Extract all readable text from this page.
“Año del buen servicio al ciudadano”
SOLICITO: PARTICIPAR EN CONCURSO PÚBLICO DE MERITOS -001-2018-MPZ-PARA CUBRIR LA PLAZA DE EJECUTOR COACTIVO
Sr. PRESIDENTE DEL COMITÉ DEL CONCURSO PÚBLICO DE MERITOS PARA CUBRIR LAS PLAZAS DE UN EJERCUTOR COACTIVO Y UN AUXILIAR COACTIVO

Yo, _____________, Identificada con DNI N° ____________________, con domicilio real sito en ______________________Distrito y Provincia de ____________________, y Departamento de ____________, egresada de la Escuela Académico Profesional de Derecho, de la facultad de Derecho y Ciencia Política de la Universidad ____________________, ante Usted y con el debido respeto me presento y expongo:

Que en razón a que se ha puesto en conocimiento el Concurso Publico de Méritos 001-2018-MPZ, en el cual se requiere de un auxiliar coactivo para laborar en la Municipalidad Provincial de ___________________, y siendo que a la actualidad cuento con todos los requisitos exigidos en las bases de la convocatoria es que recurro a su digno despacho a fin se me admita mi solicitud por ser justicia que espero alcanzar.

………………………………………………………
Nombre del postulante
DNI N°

======

Write the complete data out, exactly as above.

TASK RESULT –
Extract all readable text from this page.
“Año del buen servicio al ciudadano”
SOLICITO: PARTICIPAR EN CONCURSO PÚBLICO DE MERITOS -001-2018-MPZ-PARA CUBRIR LA PLAZA DE EJECUTOR COACTIVO
Sr. PRESIDENTE DEL COMITÉ DEL CONCURSO PÚBLICO DE MERITOS PARA CUBRIR LAS PLAZAS DE UN EJERCUTOR COACTIVO Y UN AUXILIAR COACTIVO

Yo, _____________, Identificada con DNI N° ____________________, con domicilio real sito en ______________________Distrito y Provincia de ____________________, y Departamento de ____________, egresada de la Escuela Académico Profesional de Derecho, de la facultad de Derecho y Ciencia Política de la Universidad ____________________, ante Usted y con el debido respeto me presento y expongo:

Que en razón a que se ha puesto en conocimiento el Concurso Publico de Méritos 001-2018-MPZ, en el cual se requiere de un auxiliar coactivo para laborar en la Municipalidad Provincial de ___________________, y siendo que a la actualidad cuento con todos los requisitos exigidos en las bases de la convocatoria es que recurro a su digno despacho a fin se me admita mi solicitud por ser justicia que espero alcanzar.

………………………………………………………
Nombre del postulante
DNI N°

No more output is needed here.